◆ THE INPUT ◆
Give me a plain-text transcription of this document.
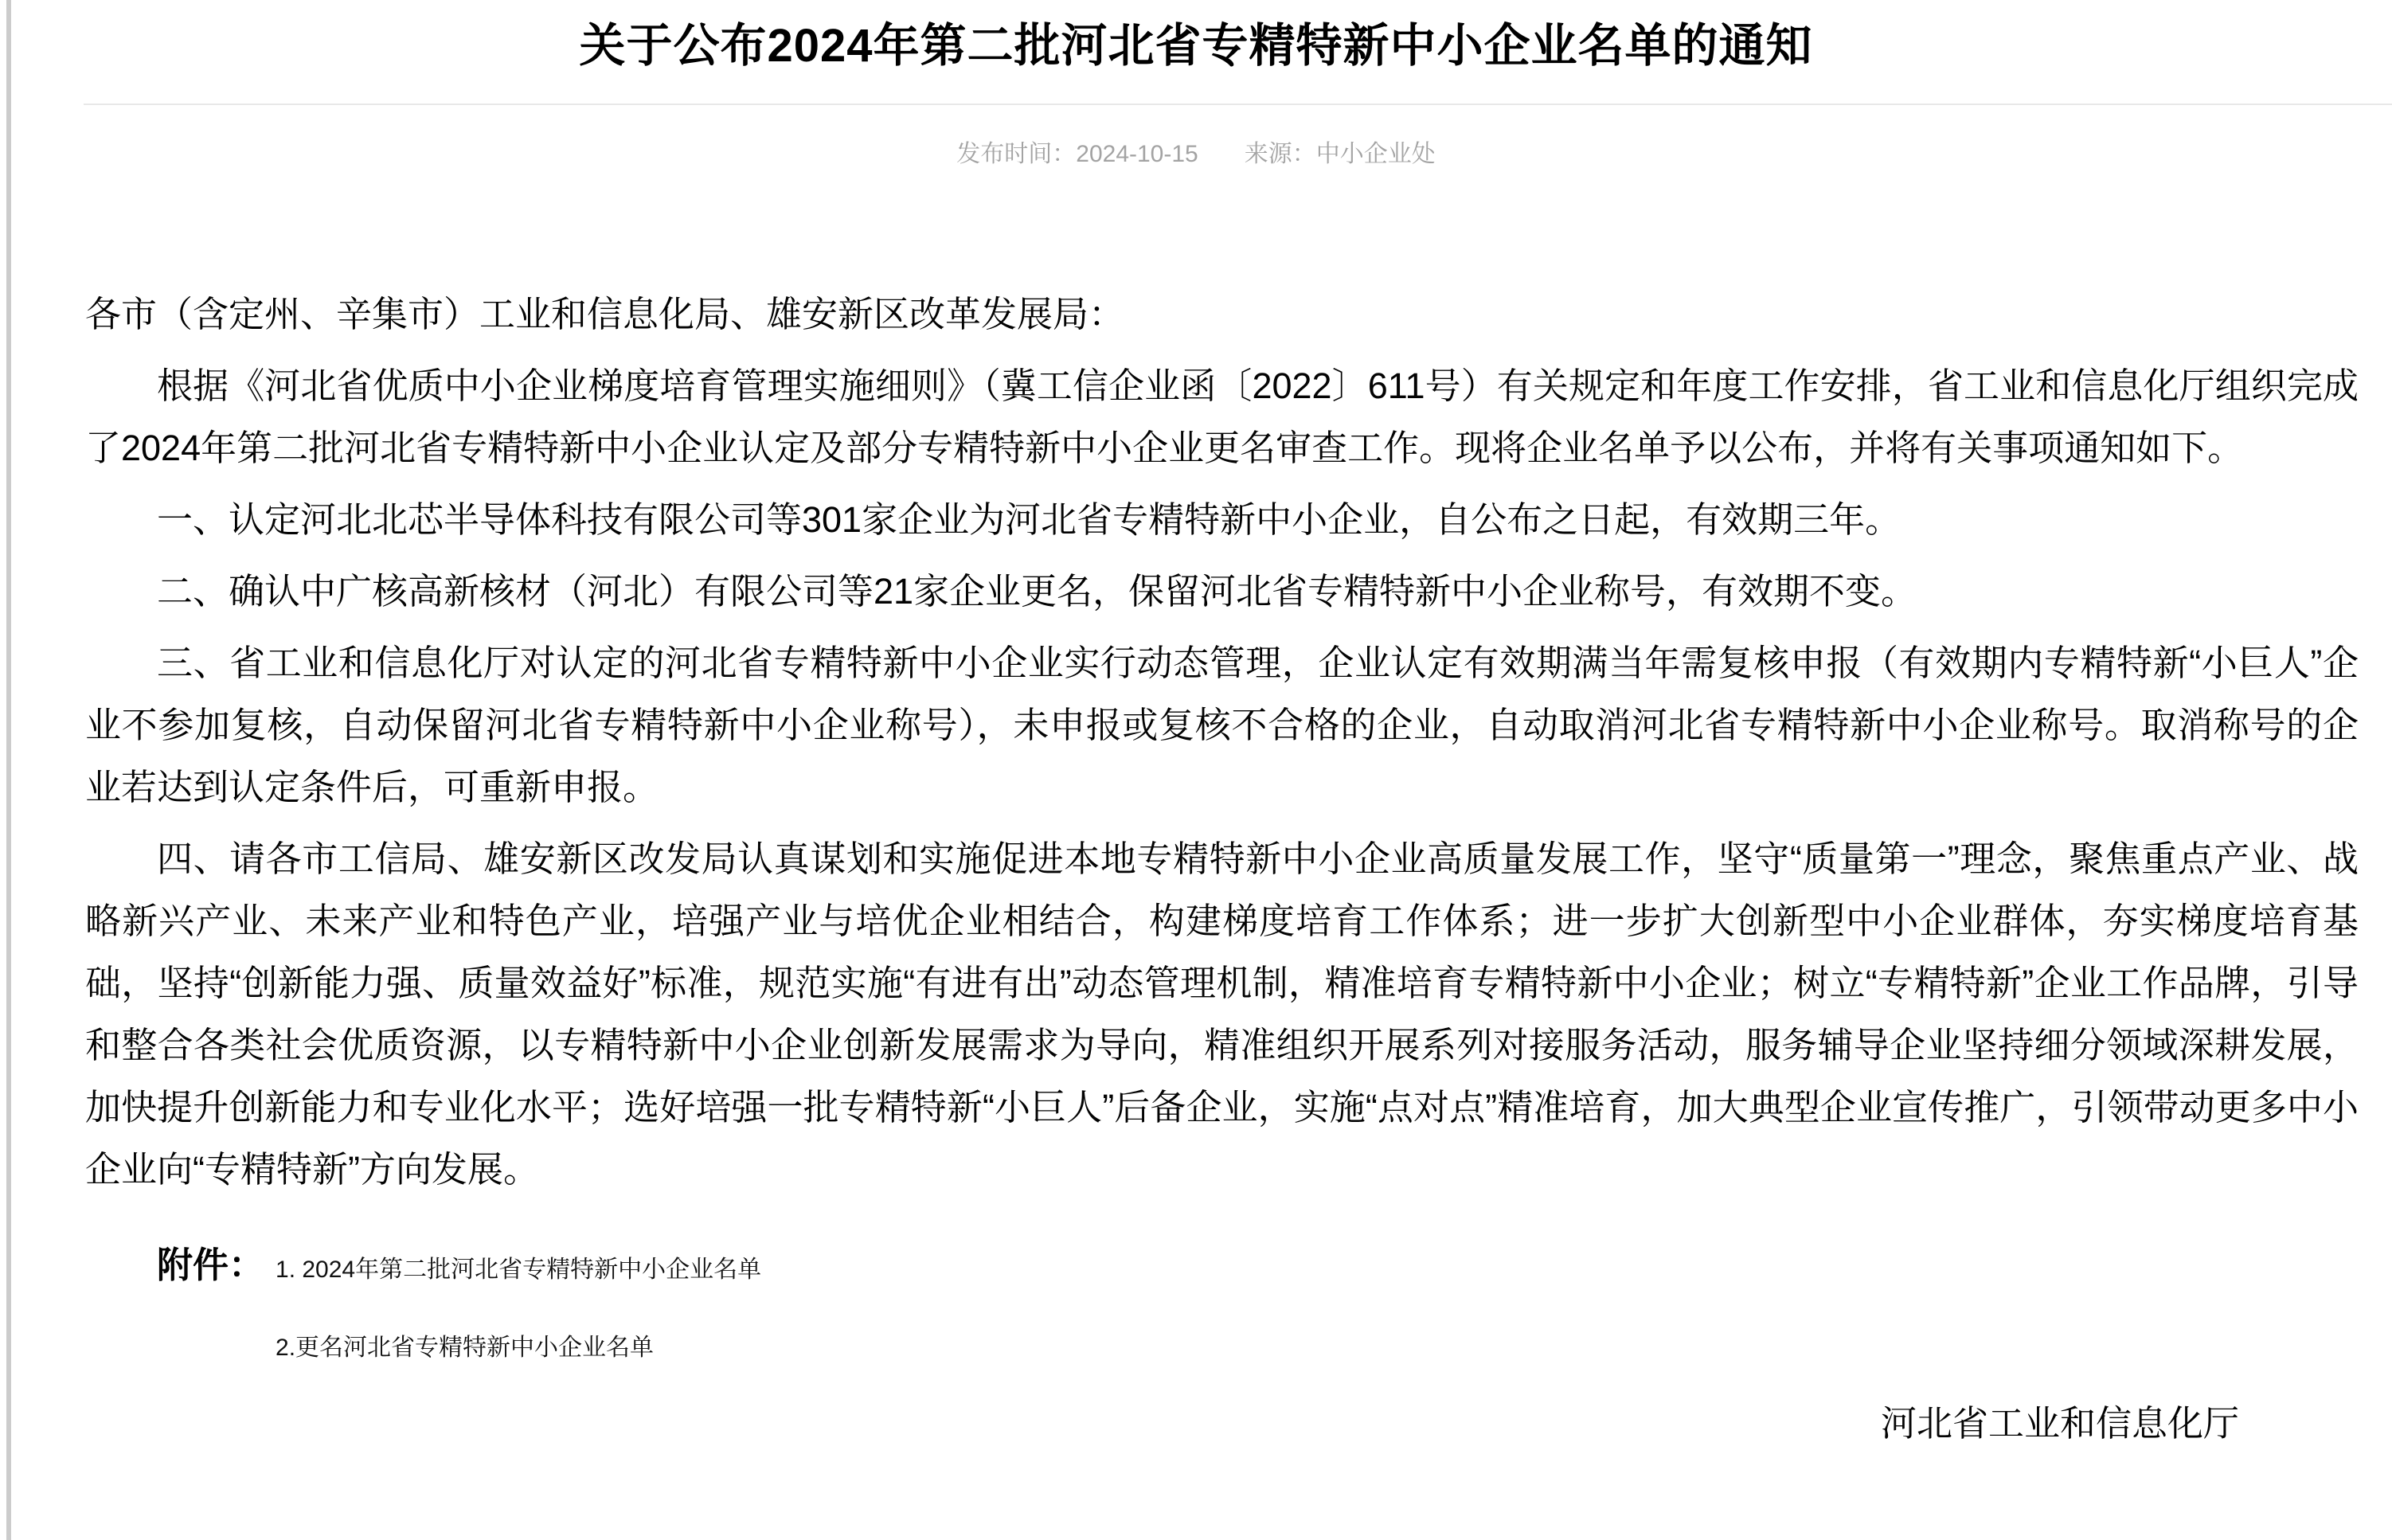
关于公布2024年第二批河北省专精特新中小企业名单的通知
发布时间：2024-10-15 来源：中小企业处

各市（含定州、辛集市）工业和信息化局、雄安新区改革发展局：

根据《河北省优质中小企业梯度培育管理实施细则》（冀工信企业函〔2022〕611号）有关规定和年度工作安排，省工业和信息化厅组织完成了2024年第二批河北省专精特新中小企业认定及部分专精特新中小企业更名审查工作。现将企业名单予以公布，并将有关事项通知如下。

一、认定河北北芯半导体科技有限公司等301家企业为河北省专精特新中小企业，自公布之日起，有效期三年。

二、确认中广核高新核材（河北）有限公司等21家企业更名，保留河北省专精特新中小企业称号，有效期不变。

三、省工业和信息化厅对认定的河北省专精特新中小企业实行动态管理，企业认定有效期满当年需复核申报（有效期内专精特新“小巨人”企业不参加复核，自动保留河北省专精特新中小企业称号），未申报或复核不合格的企业，自动取消河北省专精特新中小企业称号。取消称号的企业若达到认定条件后，可重新申报。

四、请各市工信局、雄安新区改发局认真谋划和实施促进本地专精特新中小企业高质量发展工作，坚守“质量第一”理念，聚焦重点产业、战略新兴产业、未来产业和特色产业，培强产业与培优企业相结合，构建梯度培育工作体系；进一步扩大创新型中小企业群体，夯实梯度培育基础，坚持“创新能力强、质量效益好”标准，规范实施“有进有出”动态管理机制，精准培育专精特新中小企业；树立“专精特新”企业工作品牌，引导和整合各类社会优质资源，以专精特新中小企业创新发展需求为导向，精准组织开展系列对接服务活动，服务辅导企业坚持细分领域深耕发展，加快提升创新能力和专业化水平；选好培强一批专精特新“小巨人”后备企业，实施“点对点”精准培育，加大典型企业宣传推广，引领带动更多中小企业向“专精特新”方向发展。

附件： 1. 2024年第二批河北省专精特新中小企业名单
2.更名河北省专精特新中小企业名单
河北省工业和信息化厅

◆ WHAT IS ASKED ◆
Make an exact copy of all the material, but keep the pictures out of it.

◆ ANSWER ◆
Give me a plain-text transcription of this document.
关于公布2024年第二批河北省专精特新中小企业名单的通知
发布时间：2024-10-15 来源：中小企业处

各市（含定州、辛集市）工业和信息化局、雄安新区改革发展局：

根据《河北省优质中小企业梯度培育管理实施细则》（冀工信企业函〔2022〕611号）有关规定和年度工作安排，省工业和信息化厅组织完成了2024年第二批河北省专精特新中小企业认定及部分专精特新中小企业更名审查工作。现将企业名单予以公布，并将有关事项通知如下。

一、认定河北北芯半导体科技有限公司等301家企业为河北省专精特新中小企业，自公布之日起，有效期三年。

二、确认中广核高新核材（河北）有限公司等21家企业更名，保留河北省专精特新中小企业称号，有效期不变。

三、省工业和信息化厅对认定的河北省专精特新中小企业实行动态管理，企业认定有效期满当年需复核申报（有效期内专精特新“小巨人”企业不参加复核，自动保留河北省专精特新中小企业称号），未申报或复核不合格的企业，自动取消河北省专精特新中小企业称号。取消称号的企业若达到认定条件后，可重新申报。

四、请各市工信局、雄安新区改发局认真谋划和实施促进本地专精特新中小企业高质量发展工作，坚守“质量第一”理念，聚焦重点产业、战略新兴产业、未来产业和特色产业，培强产业与培优企业相结合，构建梯度培育工作体系；进一步扩大创新型中小企业群体，夯实梯度培育基础，坚持“创新能力强、质量效益好”标准，规范实施“有进有出”动态管理机制，精准培育专精特新中小企业；树立“专精特新”企业工作品牌，引导和整合各类社会优质资源，以专精特新中小企业创新发展需求为导向，精准组织开展系列对接服务活动，服务辅导企业坚持细分领域深耕发展，加快提升创新能力和专业化水平；选好培强一批专精特新“小巨人”后备企业，实施“点对点”精准培育，加大典型企业宣传推广，引领带动更多中小企业向“专精特新”方向发展。

附件： 1. 2024年第二批河北省专精特新中小企业名单
2.更名河北省专精特新中小企业名单
河北省工业和信息化厅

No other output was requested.